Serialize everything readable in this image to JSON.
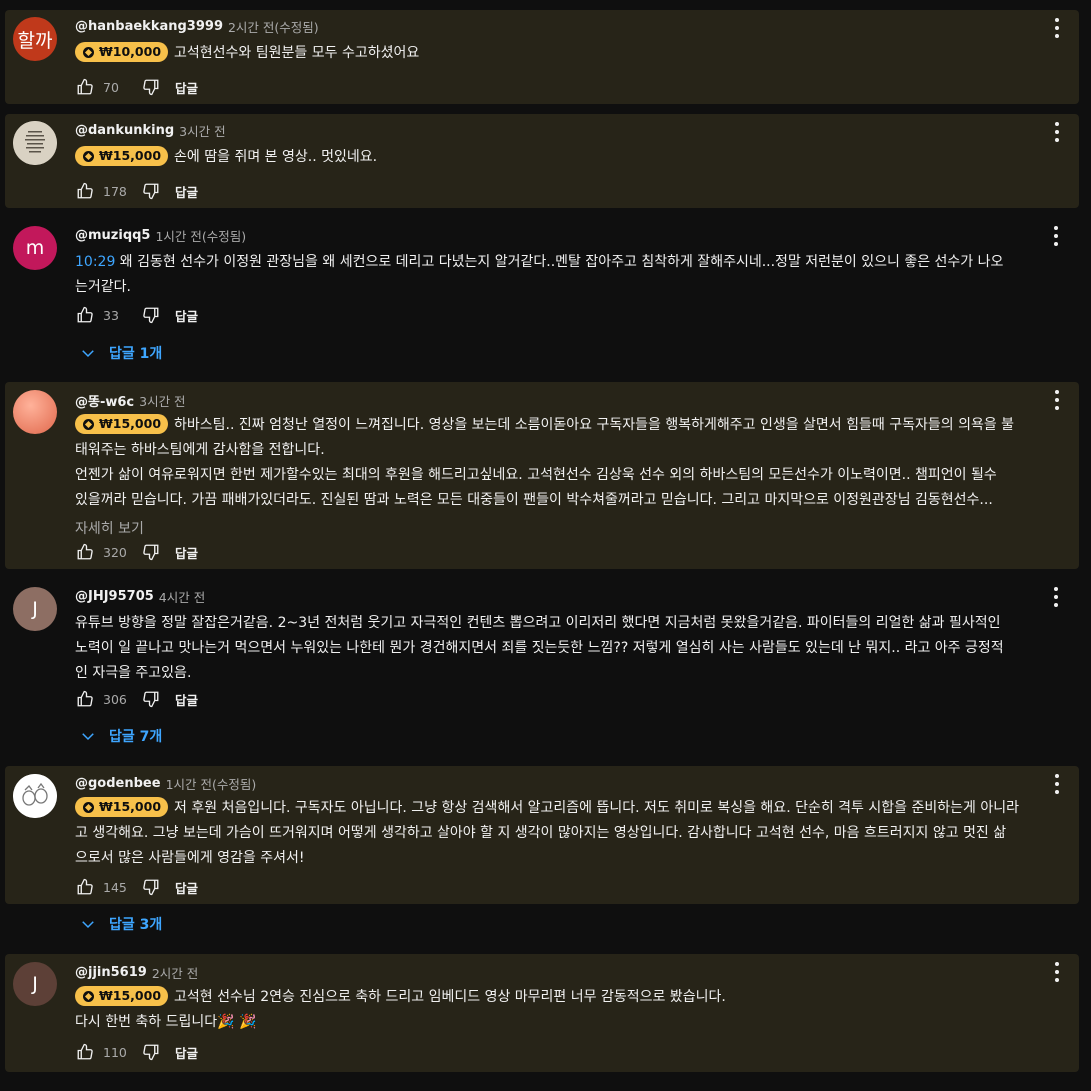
{
  "comments": [
    {
      "author": "@hanbaekkang3999",
      "time": "2시간 전(수정됨)",
      "avatar_text": "할까",
      "avatar_color": "#c0391b",
      "super_amount": "₩10,000",
      "lines": [
        "고석현선수와 팀원분들 모두 수고하셨어요"
      ],
      "likes": "70",
      "reply_label": "답글"
    },
    {
      "author": "@dankunking",
      "time": "3시간 전",
      "avatar_color": "#d8d3c6",
      "super_amount": "₩15,000",
      "lines": [
        "손에 땀을 쥐며 본 영상.. 멋있네요."
      ],
      "likes": "178",
      "reply_label": "답글"
    },
    {
      "author": "@muziqq5",
      "time": "1시간 전(수정됨)",
      "avatar_text": "m",
      "avatar_color": "#c2185b",
      "timestamp_link": "10:29",
      "lines": [
        " 왜 김동현 선수가 이정원 관장님을 왜 세컨으로 데리고 다녔는지 알거같다..멘탈 잡아주고 침착하게 잘해주시네...정말 저런분이 있으니 좋은 선수가 나오",
        "는거같다."
      ],
      "likes": "33",
      "reply_label": "답글",
      "replies_label": "답글 1개"
    },
    {
      "author": "@똥-w6c",
      "time": "3시간 전",
      "avatar_color": "#f08a72",
      "super_amount": "₩15,000",
      "lines": [
        "하바스팀.. 진짜 엄청난 열정이 느껴집니다. 영상을 보는데 소름이돋아요 구독자들을 행복하게해주고 인생을 살면서 힘들때 구독자들의 의욕을 불",
        "태워주는 하바스팀에게 감사함을 전합니다.",
        "언젠가 삶이 여유로워지면 한번 제가할수있는 최대의 후원을 해드리고싶네요. 고석현선수 김상욱 선수 외의 하바스팀의 모든선수가 이노력이면.. 챔피언이 될수",
        "있을꺼라 믿습니다. 가끔 패배가있더라도. 진실된 땀과 노력은 모든 대중들이 팬들이 박수쳐줄꺼라고 믿습니다. 그리고 마지막으로   이정원관장님 김동현선수..."
      ],
      "more_label": "자세히 보기",
      "likes": "320",
      "reply_label": "답글"
    },
    {
      "author": "@JHJ95705",
      "time": "4시간 전",
      "avatar_text": "J",
      "avatar_color": "#8d6e63",
      "lines": [
        "유튜브 방향을 정말 잘잡은거같음. 2~3년 전처럼 웃기고 자극적인 컨텐츠 뽑으려고 이리저리 했다면 지금처럼 못왔을거같음. 파이터들의 리얼한 삶과 필사적인",
        "노력이 일 끝나고 맛나는거 먹으면서 누워있는 나한테 뭔가 경건해지면서 죄를 짓는듯한 느낌?? 저렇게 열심히 사는 사람들도 있는데 난 뭐지.. 라고 아주 긍정적",
        "인 자극을 주고있음."
      ],
      "likes": "306",
      "reply_label": "답글",
      "replies_label": "답글 7개"
    },
    {
      "author": "@godenbee",
      "time": "1시간 전(수정됨)",
      "avatar_color": "#ffffff",
      "super_amount": "₩15,000",
      "lines": [
        "저 후원 처음입니다. 구독자도 아닙니다. 그냥 항상 검색해서 알고리즘에 뜹니다. 저도 취미로 복싱을 해요. 단순히 격투 시합을 준비하는게 아니라",
        "고 생각해요. 그냥 보는데 가슴이 뜨거워지며 어떻게 생각하고 살아야 할 지 생각이 많아지는 영상입니다. 감사합니다 고석현 선수, 마음 흐트러지지 않고 멋진 삶",
        "으로서 많은 사람들에게 영감을 주셔서!"
      ],
      "likes": "145",
      "reply_label": "답글",
      "replies_label": "답글 3개"
    },
    {
      "author": "@jjin5619",
      "time": "2시간 전",
      "avatar_text": "J",
      "avatar_color": "#5d4037",
      "super_amount": "₩15,000",
      "lines": [
        "고석현 선수님 2연승 진심으로 축하 드리고 임베디드 영상 마무리편 너무 감동적으로 봤습니다.",
        "다시 한번 축하 드립니다🎉 🎉"
      ],
      "likes": "110",
      "reply_label": "답글"
    }
  ]
}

·····

TASK DESCRIPTION:
Compute how many lines include the string "author", then give that number by itself.

COMPLETE RESPONSE:
7